Stored data
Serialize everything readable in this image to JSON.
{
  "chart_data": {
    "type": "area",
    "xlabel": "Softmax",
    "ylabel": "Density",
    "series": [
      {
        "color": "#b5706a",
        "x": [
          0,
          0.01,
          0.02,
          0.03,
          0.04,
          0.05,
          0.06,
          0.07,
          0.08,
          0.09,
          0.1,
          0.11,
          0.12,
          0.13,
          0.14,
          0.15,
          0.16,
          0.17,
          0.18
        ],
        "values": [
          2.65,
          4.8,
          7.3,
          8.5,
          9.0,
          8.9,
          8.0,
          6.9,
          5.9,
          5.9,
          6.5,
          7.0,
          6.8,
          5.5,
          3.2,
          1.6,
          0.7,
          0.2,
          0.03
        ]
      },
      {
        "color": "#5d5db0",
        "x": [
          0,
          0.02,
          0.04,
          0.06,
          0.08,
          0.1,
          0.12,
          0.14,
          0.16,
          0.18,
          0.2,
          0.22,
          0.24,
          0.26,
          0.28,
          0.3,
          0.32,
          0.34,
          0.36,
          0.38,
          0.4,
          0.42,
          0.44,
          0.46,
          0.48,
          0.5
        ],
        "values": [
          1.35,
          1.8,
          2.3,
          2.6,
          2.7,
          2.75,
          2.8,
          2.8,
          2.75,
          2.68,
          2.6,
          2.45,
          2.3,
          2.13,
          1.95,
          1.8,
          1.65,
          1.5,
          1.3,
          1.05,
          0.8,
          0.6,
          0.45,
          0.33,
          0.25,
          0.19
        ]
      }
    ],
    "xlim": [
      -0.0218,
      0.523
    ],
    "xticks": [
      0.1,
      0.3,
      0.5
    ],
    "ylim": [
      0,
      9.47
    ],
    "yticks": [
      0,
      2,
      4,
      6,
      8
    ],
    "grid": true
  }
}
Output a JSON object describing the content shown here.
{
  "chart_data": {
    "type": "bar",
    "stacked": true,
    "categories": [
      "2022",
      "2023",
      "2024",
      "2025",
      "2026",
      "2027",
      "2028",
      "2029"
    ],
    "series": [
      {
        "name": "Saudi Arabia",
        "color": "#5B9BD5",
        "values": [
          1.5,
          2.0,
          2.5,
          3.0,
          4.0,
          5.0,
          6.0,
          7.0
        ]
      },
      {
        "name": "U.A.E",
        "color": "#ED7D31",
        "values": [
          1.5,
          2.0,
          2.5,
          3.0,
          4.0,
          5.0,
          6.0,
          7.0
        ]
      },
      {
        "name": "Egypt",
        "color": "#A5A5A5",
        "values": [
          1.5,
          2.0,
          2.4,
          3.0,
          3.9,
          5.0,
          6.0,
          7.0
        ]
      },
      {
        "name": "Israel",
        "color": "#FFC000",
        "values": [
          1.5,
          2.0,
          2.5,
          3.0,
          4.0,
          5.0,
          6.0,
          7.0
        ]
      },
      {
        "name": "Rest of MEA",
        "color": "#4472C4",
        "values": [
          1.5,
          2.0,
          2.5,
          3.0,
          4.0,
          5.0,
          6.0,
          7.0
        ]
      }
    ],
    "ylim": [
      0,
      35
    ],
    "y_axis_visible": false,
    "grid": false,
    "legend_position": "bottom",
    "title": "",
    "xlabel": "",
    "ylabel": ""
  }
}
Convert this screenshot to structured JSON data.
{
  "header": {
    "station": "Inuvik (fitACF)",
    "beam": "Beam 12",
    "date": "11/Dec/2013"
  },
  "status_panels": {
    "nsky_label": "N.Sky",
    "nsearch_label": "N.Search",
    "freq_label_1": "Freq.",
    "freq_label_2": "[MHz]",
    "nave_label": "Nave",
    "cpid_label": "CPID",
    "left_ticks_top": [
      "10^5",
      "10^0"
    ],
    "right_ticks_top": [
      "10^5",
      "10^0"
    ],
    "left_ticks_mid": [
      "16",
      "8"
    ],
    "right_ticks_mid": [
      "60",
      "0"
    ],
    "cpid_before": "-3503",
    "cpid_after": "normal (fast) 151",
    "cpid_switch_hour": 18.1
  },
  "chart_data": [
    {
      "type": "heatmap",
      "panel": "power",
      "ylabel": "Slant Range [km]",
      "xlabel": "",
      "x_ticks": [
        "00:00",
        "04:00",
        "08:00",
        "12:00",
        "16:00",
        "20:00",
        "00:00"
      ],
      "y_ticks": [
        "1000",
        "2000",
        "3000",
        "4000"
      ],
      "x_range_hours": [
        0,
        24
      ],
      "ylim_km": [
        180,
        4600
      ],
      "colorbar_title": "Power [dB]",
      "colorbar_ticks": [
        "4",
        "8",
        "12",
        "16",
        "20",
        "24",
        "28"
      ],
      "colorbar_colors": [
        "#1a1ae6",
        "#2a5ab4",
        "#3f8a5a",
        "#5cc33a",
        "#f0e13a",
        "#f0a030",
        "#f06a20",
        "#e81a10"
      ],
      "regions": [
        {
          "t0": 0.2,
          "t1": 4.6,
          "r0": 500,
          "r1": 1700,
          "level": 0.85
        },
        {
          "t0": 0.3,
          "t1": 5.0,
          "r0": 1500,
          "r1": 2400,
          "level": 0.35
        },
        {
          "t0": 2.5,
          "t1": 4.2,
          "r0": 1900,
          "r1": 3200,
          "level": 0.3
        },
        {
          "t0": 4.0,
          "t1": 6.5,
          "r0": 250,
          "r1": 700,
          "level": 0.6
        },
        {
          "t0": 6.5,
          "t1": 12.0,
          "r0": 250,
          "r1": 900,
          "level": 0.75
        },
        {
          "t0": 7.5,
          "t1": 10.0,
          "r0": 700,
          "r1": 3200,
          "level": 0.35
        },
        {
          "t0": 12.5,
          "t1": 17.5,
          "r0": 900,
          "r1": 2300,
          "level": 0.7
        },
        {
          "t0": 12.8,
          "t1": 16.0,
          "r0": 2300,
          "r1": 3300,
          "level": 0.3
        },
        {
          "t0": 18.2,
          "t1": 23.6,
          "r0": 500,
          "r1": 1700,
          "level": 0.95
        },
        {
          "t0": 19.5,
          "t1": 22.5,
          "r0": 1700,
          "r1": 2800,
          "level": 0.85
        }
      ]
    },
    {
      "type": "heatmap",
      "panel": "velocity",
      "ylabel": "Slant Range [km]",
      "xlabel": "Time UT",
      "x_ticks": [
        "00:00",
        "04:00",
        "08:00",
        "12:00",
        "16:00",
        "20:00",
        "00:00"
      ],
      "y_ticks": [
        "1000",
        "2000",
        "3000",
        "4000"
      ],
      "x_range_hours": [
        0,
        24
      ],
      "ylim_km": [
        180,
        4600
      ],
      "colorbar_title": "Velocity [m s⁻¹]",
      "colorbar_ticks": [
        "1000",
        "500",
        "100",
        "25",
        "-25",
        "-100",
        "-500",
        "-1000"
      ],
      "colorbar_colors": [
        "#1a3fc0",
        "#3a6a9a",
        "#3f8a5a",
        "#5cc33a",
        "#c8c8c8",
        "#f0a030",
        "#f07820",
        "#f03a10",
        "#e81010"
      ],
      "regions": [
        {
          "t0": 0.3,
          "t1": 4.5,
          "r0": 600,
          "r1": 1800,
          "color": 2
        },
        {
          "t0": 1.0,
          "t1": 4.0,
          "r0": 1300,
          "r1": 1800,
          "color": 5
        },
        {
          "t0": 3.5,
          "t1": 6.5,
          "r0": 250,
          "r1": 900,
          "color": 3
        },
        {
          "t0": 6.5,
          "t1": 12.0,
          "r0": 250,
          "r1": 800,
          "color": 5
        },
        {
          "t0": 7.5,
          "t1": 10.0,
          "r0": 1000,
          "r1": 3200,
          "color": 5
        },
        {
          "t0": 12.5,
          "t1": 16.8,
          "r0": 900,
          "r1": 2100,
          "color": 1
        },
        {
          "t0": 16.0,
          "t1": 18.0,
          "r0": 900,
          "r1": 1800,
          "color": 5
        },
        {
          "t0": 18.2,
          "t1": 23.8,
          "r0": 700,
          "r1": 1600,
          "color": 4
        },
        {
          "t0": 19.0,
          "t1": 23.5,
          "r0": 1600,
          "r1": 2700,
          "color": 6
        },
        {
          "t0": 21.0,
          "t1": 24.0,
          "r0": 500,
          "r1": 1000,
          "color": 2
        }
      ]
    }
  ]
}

*Exercise details*. Of the lines in the records, determine how many contain the word "this", and report that number alone.

*Exercise response*. 2